Copy the data below verbatim, keeping every line in its original order.

**INPUT FOR THIS TASK**:
=-=-=-=-=
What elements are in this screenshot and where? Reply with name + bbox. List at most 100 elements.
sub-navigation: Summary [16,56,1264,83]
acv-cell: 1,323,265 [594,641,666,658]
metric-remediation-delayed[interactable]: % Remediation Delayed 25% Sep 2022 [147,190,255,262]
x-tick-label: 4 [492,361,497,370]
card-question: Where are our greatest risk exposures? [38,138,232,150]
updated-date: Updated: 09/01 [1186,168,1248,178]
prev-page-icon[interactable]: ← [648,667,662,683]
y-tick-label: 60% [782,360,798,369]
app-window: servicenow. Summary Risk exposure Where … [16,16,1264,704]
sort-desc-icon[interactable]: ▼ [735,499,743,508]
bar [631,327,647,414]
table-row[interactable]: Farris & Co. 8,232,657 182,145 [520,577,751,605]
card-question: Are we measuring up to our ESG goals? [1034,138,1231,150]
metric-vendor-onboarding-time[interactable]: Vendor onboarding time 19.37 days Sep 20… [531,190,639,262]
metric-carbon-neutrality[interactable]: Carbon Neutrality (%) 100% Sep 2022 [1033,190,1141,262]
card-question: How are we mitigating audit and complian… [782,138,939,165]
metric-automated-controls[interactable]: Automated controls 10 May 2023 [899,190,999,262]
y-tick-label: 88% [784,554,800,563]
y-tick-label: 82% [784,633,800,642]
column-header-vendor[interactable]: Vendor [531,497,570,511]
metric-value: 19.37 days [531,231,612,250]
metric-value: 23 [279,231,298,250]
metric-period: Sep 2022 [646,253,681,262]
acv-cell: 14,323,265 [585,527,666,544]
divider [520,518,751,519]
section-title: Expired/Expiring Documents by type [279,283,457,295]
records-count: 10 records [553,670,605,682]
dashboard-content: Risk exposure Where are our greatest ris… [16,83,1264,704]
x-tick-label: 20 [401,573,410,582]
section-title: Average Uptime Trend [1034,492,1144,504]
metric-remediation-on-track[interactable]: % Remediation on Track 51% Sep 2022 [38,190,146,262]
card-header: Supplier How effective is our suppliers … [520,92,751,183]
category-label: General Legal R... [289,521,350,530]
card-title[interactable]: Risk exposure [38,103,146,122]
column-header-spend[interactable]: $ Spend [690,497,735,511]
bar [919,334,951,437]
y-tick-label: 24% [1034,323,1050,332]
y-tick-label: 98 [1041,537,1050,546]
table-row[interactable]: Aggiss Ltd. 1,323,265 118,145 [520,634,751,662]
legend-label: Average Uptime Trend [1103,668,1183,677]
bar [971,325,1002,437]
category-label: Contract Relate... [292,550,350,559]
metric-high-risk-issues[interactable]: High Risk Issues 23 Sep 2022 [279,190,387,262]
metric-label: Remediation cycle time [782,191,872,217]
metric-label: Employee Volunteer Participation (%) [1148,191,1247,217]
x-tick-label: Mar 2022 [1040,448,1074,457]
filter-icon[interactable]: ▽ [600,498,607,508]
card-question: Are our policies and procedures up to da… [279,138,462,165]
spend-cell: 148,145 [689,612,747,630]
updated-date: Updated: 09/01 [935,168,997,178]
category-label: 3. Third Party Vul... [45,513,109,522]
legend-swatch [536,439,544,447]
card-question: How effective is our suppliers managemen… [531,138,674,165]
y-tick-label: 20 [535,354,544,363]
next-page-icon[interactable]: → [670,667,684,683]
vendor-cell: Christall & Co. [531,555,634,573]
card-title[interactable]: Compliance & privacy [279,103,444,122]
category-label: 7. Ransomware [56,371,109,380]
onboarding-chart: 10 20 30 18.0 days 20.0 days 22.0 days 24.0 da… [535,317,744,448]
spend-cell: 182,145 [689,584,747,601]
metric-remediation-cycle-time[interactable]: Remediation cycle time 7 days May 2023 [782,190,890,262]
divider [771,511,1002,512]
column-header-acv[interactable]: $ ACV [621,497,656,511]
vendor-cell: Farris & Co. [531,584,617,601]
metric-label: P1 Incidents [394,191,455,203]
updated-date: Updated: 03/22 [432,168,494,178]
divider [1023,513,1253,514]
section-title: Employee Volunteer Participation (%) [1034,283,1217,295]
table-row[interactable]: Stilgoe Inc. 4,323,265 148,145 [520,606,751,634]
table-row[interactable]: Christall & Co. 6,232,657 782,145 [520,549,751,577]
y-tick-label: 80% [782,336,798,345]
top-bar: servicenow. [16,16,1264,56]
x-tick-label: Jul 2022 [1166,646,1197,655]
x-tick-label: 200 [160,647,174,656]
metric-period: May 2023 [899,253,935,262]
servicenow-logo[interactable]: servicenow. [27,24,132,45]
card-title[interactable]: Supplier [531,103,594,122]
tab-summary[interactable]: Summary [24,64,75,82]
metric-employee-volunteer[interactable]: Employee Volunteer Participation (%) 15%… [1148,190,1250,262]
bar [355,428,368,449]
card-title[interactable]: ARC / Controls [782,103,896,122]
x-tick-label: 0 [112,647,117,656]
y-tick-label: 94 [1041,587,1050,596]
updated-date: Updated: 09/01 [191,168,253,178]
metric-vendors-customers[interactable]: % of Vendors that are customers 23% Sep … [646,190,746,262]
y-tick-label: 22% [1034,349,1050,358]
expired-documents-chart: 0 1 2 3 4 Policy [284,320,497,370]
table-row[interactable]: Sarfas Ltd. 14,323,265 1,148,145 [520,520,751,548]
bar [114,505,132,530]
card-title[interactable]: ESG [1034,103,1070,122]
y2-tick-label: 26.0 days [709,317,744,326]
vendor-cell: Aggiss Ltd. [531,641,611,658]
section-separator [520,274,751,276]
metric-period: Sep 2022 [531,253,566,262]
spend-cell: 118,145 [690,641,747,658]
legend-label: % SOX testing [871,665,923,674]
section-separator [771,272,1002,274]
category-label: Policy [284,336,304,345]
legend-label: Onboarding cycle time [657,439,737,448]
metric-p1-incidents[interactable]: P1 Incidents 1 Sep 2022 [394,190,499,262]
=-=-=-=-=
**RESULT**:
What elements are in this screenshot and where? Reply with name + bbox. List at most 100 elements.
sub-navigation: Summary [16,56,1264,83]
acv-cell: 1,323,265 [594,641,666,658]
metric-remediation-delayed[interactable]: % Remediation Delayed 25% Sep 2022 [147,190,255,262]
x-tick-label: 4 [492,361,497,370]
card-question: Where are our greatest risk exposures? [38,138,232,150]
updated-date: Updated: 09/01 [1186,168,1248,178]
prev-page-icon[interactable]: ← [648,667,662,683]
y-tick-label: 60% [782,360,798,369]
app-window: servicenow. Summary Risk exposure Where … [16,16,1264,704]
sort-desc-icon[interactable]: ▼ [735,499,743,508]
bar [631,327,647,414]
table-row[interactable]: Farris & Co. 8,232,657 182,145 [520,577,751,605]
card-question: Are we measuring up to our ESG goals? [1034,138,1231,150]
metric-vendor-onboarding-time[interactable]: Vendor onboarding time 19.37 days Sep 20… [531,190,639,262]
metric-carbon-neutrality[interactable]: Carbon Neutrality (%) 100% Sep 2022 [1033,190,1141,262]
card-question: How are we mitigating audit and complian… [782,138,939,165]
metric-automated-controls[interactable]: Automated controls 10 May 2023 [899,190,999,262]
y-tick-label: 88% [784,554,800,563]
y-tick-label: 82% [784,633,800,642]
column-header-vendor[interactable]: Vendor [531,497,570,511]
metric-value: 19.37 days [531,231,612,250]
metric-value: 23 [279,231,298,250]
metric-period: Sep 2022 [646,253,681,262]
acv-cell: 14,323,265 [585,527,666,544]
divider [520,518,751,519]
section-title: Expired/Expiring Documents by type [279,283,457,295]
records-count: 10 records [553,670,605,682]
dashboard-content: Risk exposure Where are our greatest ris… [16,83,1264,704]
x-tick-label: 20 [401,573,410,582]
section-title: Average Uptime Trend [1034,492,1144,504]
metric-remediation-on-track[interactable]: % Remediation on Track 51% Sep 2022 [38,190,146,262]
card-header: Supplier How effective is our suppliers … [520,92,751,183]
category-label: General Legal R... [289,521,350,530]
card-title[interactable]: Risk exposure [38,103,146,122]
column-header-spend[interactable]: $ Spend [690,497,735,511]
bar [919,334,951,437]
y-tick-label: 24% [1034,323,1050,332]
y-tick-label: 98 [1041,537,1050,546]
table-row[interactable]: Aggiss Ltd. 1,323,265 118,145 [520,634,751,662]
legend-label: Average Uptime Trend [1103,668,1183,677]
bar [971,325,1002,437]
category-label: Contract Relate... [292,550,350,559]
metric-high-risk-issues[interactable]: High Risk Issues 23 Sep 2022 [279,190,387,262]
metric-label: Remediation cycle time [782,191,872,217]
metric-label: Employee Volunteer Participation (%) [1148,191,1247,217]
x-tick-label: Mar 2022 [1040,448,1074,457]
filter-icon[interactable]: ▽ [600,498,607,508]
card-question: Are our policies and procedures up to da… [279,138,462,165]
spend-cell: 148,145 [689,612,747,630]
updated-date: Updated: 09/01 [935,168,997,178]
category-label: 3. Third Party Vul... [45,513,109,522]
legend-swatch [536,439,544,447]
card-question: How effective is our suppliers managemen… [531,138,674,165]
y-tick-label: 20 [535,354,544,363]
next-page-icon[interactable]: → [670,667,684,683]
vendor-cell: Christall & Co. [531,555,634,573]
card-title[interactable]: Compliance & privacy [279,103,444,122]
category-label: 7. Ransomware [56,371,109,380]
onboarding-chart: 10 20 30 18.0 days 20.0 days 22.0 days 24.0 da… [535,317,744,448]
spend-cell: 182,145 [689,584,747,601]
metric-remediation-cycle-time[interactable]: Remediation cycle time 7 days May 2023 [782,190,890,262]
divider [771,511,1002,512]
column-header-acv[interactable]: $ ACV [621,497,656,511]
vendor-cell: Farris & Co. [531,584,617,601]
metric-label: P1 Incidents [394,191,455,203]
updated-date: Updated: 03/22 [432,168,494,178]
divider [1023,513,1253,514]
section-title: Employee Volunteer Participation (%) [1034,283,1217,295]
table-row[interactable]: Stilgoe Inc. 4,323,265 148,145 [520,606,751,634]
table-row[interactable]: Christall & Co. 6,232,657 782,145 [520,549,751,577]
y-tick-label: 80% [782,336,798,345]
top-bar: servicenow. [16,16,1264,56]
x-tick-label: Jul 2022 [1166,646,1197,655]
x-tick-label: 200 [160,647,174,656]
metric-period: May 2023 [899,253,935,262]
servicenow-logo[interactable]: servicenow. [27,24,132,45]
card-title[interactable]: Supplier [531,103,594,122]
tab-summary[interactable]: Summary [24,64,75,82]
metric-employee-volunteer[interactable]: Employee Volunteer Participation (%) 15%… [1148,190,1250,262]
bar [355,428,368,449]
card-title[interactable]: ARC / Controls [782,103,896,122]
x-tick-label: 0 [112,647,117,656]
y-tick-label: 94 [1041,587,1050,596]
updated-date: Updated: 09/01 [191,168,253,178]
metric-vendors-customers[interactable]: % of Vendors that are customers 23% Sep … [646,190,746,262]
y-tick-label: 22% [1034,349,1050,358]
expired-documents-chart: 0 1 2 3 4 Policy [284,320,497,370]
table-row[interactable]: Sarfas Ltd. 14,323,265 1,148,145 [520,520,751,548]
bar [114,505,132,530]
card-title[interactable]: ESG [1034,103,1070,122]
y2-tick-label: 26.0 days [709,317,744,326]
vendor-cell: Aggiss Ltd. [531,641,611,658]
section-separator [520,274,751,276]
metric-period: Sep 2022 [531,253,566,262]
spend-cell: 118,145 [690,641,747,658]
legend-label: % SOX testing [871,665,923,674]
section-separator [771,272,1002,274]
category-label: Policy [284,336,304,345]
legend-label: Onboarding cycle time [657,439,737,448]
metric-p1-incidents[interactable]: P1 Incidents 1 Sep 2022 [394,190,499,262]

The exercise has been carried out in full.